> **EXERCISE MATERIALS**

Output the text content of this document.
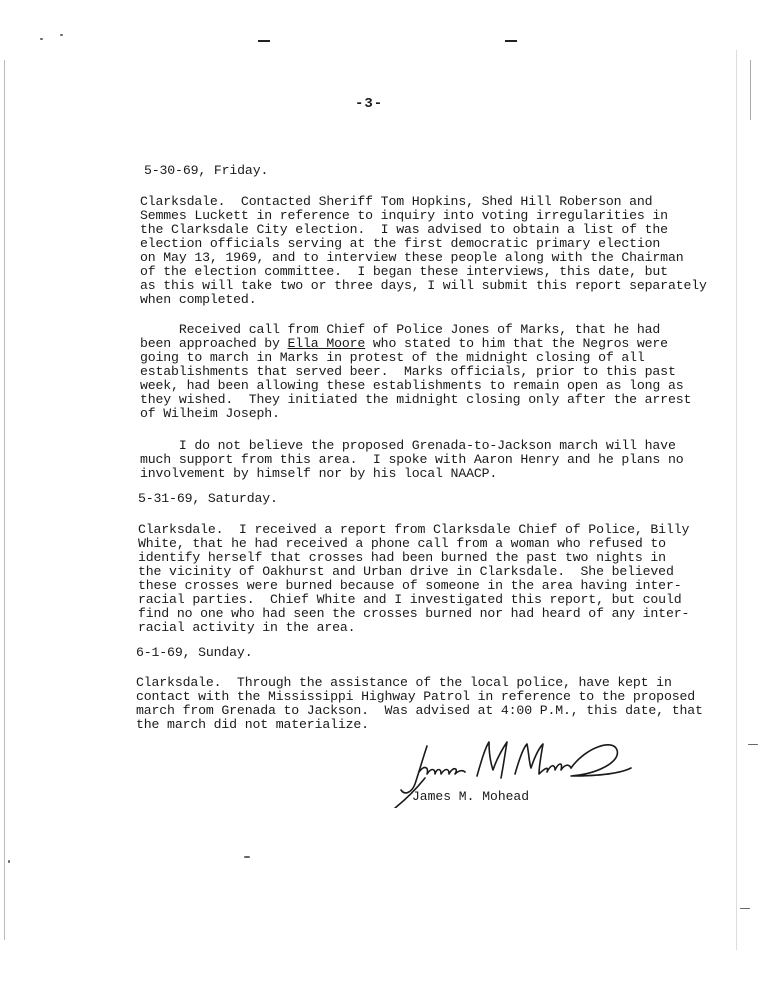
-3-
5-30-69, Friday.
Clarksdale.  Contacted Sheriff Tom Hopkins, Shed Hill Roberson and
Semmes Luckett in reference to inquiry into voting irregularities in
the Clarksdale City election.  I was advised to obtain a list of the
election officials serving at the first democratic primary election
on May 13, 1969, and to interview these people along with the Chairman
of the election committee.  I began these interviews, this date, but
as this will take two or three days, I will submit this report separately
when completed.
Received call from Chief of Police Jones of Marks, that he had
been approached by Ella Moore who stated to him that the Negros were
going to march in Marks in protest of the midnight closing of all
establishments that served beer.  Marks officials, prior to this past
week, had been allowing these establishments to remain open as long as
they wished.  They initiated the midnight closing only after the arrest
of Wilheim Joseph.
I do not believe the proposed Grenada-to-Jackson march will have
much support from this area.  I spoke with Aaron Henry and he plans no
involvement by himself nor by his local NAACP.
5-31-69, Saturday.
Clarksdale.  I received a report from Clarksdale Chief of Police, Billy
White, that he had received a phone call from a woman who refused to
identify herself that crosses had been burned the past two nights in
the vicinity of Oakhurst and Urban drive in Clarksdale.  She believed
these crosses were burned because of someone in the area having inter-
racial parties.  Chief White and I investigated this report, but could
find no one who had seen the crosses burned nor had heard of any inter-
racial activity in the area.
6-1-69, Sunday.
Clarksdale.  Through the assistance of the local police, have kept in
contact with the Mississippi Highway Patrol in reference to the proposed
march from Grenada to Jackson.  Was advised at 4:00 P.M., this date, that
the march did not materialize.
James M. Mohead
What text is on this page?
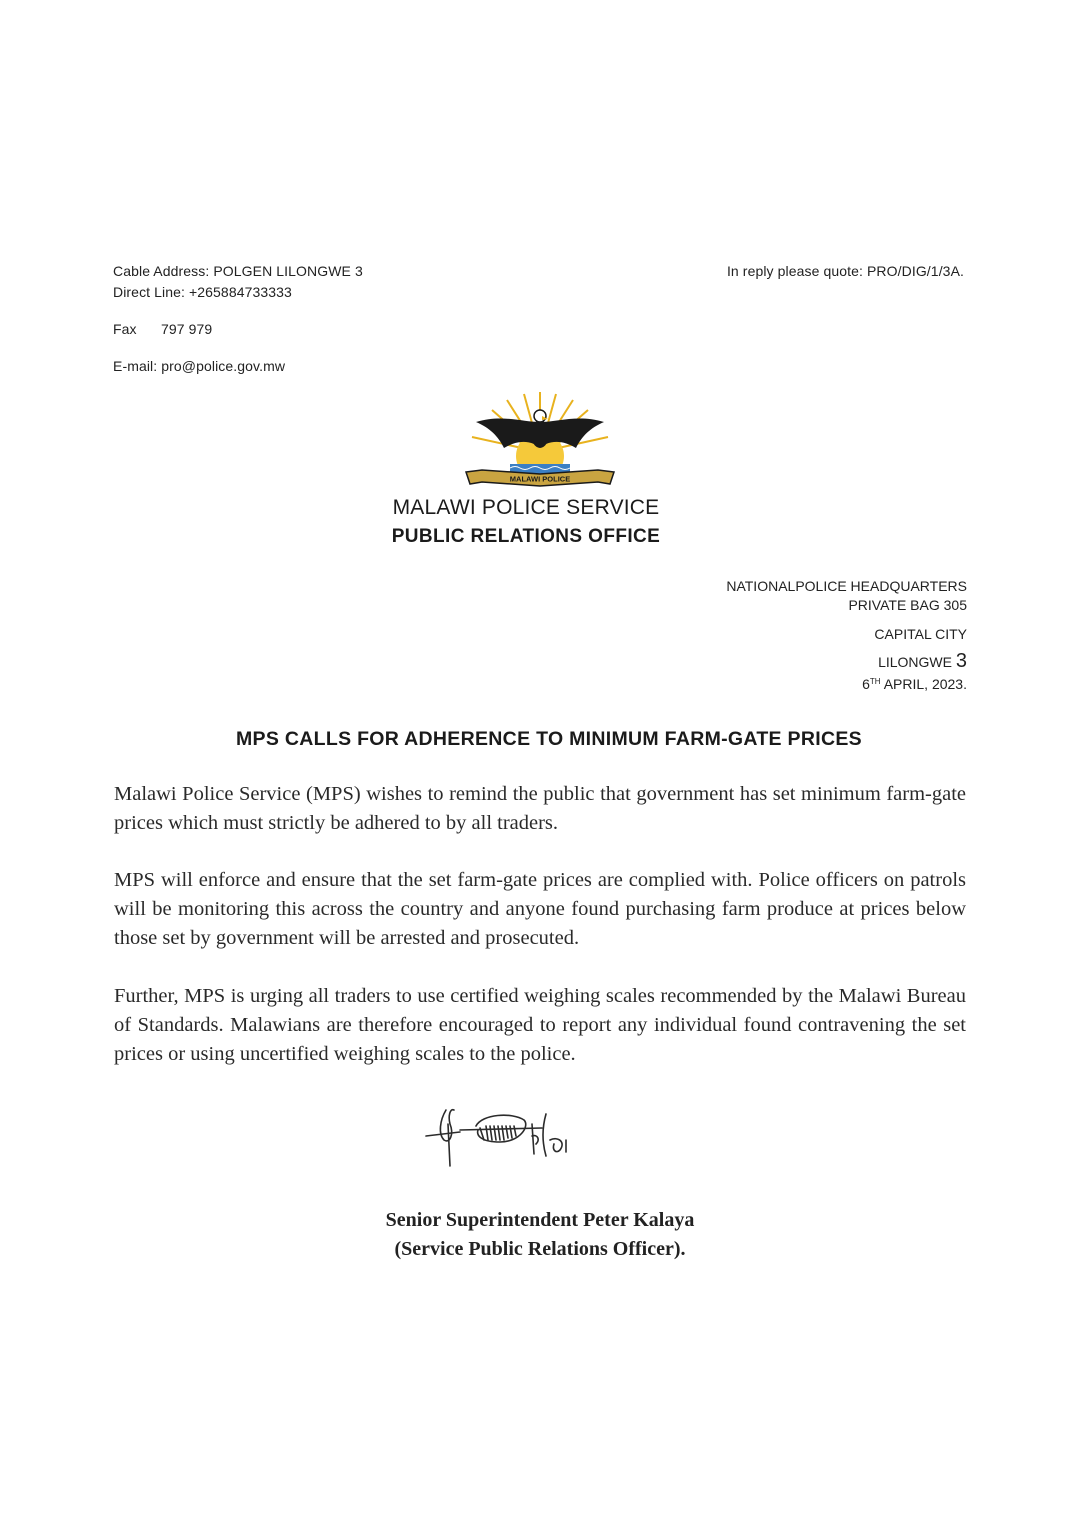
Cable Address: POLGEN LILONGWE 3
Direct Line: +265884733333
Fax 797 979
E-mail: pro@police.gov.mw
In reply please quote: PRO/DIG/1/3A.
MALAWI POLICE
MALAWI POLICE SERVICE
PUBLIC RELATIONS OFFICE
NATIONALPOLICE HEADQUARTERS
PRIVATE BAG 305
CAPITAL CITY
LILONGWE 3
6TH APRIL, 2023.
MPS CALLS FOR ADHERENCE TO MINIMUM FARM-GATE PRICES
Malawi Police Service (MPS) wishes to remind the public that government has set minimum farm-gate prices which must strictly be adhered to by all traders.
MPS will enforce and ensure that the set farm-gate prices are complied with. Police officers on patrols will be monitoring this across the country and anyone found purchasing farm produce at prices below those set by government will be arrested and prosecuted.
Further, MPS is urging all traders to use certified weighing scales recommended by the Malawi Bureau of Standards. Malawians are therefore encouraged to report any individual found contravening the set prices or using uncertified weighing scales to the police.
Senior Superintendent Peter Kalaya
(Service Public Relations Officer).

> **SHORT PROBLEM**
Search the data for the string "date". List each line that has it.

> **EXPECTED OUTPUT**
of the election committee.  I began these interviews, this date, but
march from Grenada to Jackson.  Was advised at 4:00 P.M., this date, that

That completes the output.